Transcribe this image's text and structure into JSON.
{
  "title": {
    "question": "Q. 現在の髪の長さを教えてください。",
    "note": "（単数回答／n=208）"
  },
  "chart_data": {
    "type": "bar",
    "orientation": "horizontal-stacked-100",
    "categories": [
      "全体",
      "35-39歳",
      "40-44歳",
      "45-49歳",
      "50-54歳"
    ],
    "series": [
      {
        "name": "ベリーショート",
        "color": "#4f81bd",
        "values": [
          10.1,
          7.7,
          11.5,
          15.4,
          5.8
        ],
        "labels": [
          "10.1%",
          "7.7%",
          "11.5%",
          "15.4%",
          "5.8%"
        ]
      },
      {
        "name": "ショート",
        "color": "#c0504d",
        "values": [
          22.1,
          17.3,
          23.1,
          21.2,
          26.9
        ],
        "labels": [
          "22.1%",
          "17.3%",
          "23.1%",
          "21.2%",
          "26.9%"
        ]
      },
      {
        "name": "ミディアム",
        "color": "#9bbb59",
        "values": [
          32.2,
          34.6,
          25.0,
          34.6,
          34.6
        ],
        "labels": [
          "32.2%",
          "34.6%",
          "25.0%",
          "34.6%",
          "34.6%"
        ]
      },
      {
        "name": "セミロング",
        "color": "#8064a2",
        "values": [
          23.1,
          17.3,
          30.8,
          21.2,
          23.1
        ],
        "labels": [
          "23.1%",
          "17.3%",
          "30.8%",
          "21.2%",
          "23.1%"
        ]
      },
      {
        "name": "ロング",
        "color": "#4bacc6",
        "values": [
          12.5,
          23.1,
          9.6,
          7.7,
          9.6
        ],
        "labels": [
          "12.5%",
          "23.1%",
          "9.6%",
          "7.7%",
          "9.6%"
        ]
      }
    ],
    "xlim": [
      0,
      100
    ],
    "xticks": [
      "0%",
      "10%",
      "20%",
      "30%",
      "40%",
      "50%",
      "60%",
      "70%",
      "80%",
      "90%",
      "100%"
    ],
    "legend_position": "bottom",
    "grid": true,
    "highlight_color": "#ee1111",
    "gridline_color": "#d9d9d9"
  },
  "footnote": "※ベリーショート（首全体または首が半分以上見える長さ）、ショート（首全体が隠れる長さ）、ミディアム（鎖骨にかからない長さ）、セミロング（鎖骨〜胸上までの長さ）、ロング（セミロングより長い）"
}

● ● ● ● ● ● ●

* [Exercise task]: Repeat the data in its entirety, character for character.

* [Exercise response]:
Transcribe this image's text and structure into JSON.
{
  "title": {
    "question": "Q. 現在の髪の長さを教えてください。",
    "note": "（単数回答／n=208）"
  },
  "chart_data": {
    "type": "bar",
    "orientation": "horizontal-stacked-100",
    "categories": [
      "全体",
      "35-39歳",
      "40-44歳",
      "45-49歳",
      "50-54歳"
    ],
    "series": [
      {
        "name": "ベリーショート",
        "color": "#4f81bd",
        "values": [
          10.1,
          7.7,
          11.5,
          15.4,
          5.8
        ],
        "labels": [
          "10.1%",
          "7.7%",
          "11.5%",
          "15.4%",
          "5.8%"
        ]
      },
      {
        "name": "ショート",
        "color": "#c0504d",
        "values": [
          22.1,
          17.3,
          23.1,
          21.2,
          26.9
        ],
        "labels": [
          "22.1%",
          "17.3%",
          "23.1%",
          "21.2%",
          "26.9%"
        ]
      },
      {
        "name": "ミディアム",
        "color": "#9bbb59",
        "values": [
          32.2,
          34.6,
          25.0,
          34.6,
          34.6
        ],
        "labels": [
          "32.2%",
          "34.6%",
          "25.0%",
          "34.6%",
          "34.6%"
        ]
      },
      {
        "name": "セミロング",
        "color": "#8064a2",
        "values": [
          23.1,
          17.3,
          30.8,
          21.2,
          23.1
        ],
        "labels": [
          "23.1%",
          "17.3%",
          "30.8%",
          "21.2%",
          "23.1%"
        ]
      },
      {
        "name": "ロング",
        "color": "#4bacc6",
        "values": [
          12.5,
          23.1,
          9.6,
          7.7,
          9.6
        ],
        "labels": [
          "12.5%",
          "23.1%",
          "9.6%",
          "7.7%",
          "9.6%"
        ]
      }
    ],
    "xlim": [
      0,
      100
    ],
    "xticks": [
      "0%",
      "10%",
      "20%",
      "30%",
      "40%",
      "50%",
      "60%",
      "70%",
      "80%",
      "90%",
      "100%"
    ],
    "legend_position": "bottom",
    "grid": true,
    "highlight_color": "#ee1111",
    "gridline_color": "#d9d9d9"
  },
  "footnote": "※ベリーショート（首全体または首が半分以上見える長さ）、ショート（首全体が隠れる長さ）、ミディアム（鎖骨にかからない長さ）、セミロング（鎖骨〜胸上までの長さ）、ロング（セミロングより長い）"
}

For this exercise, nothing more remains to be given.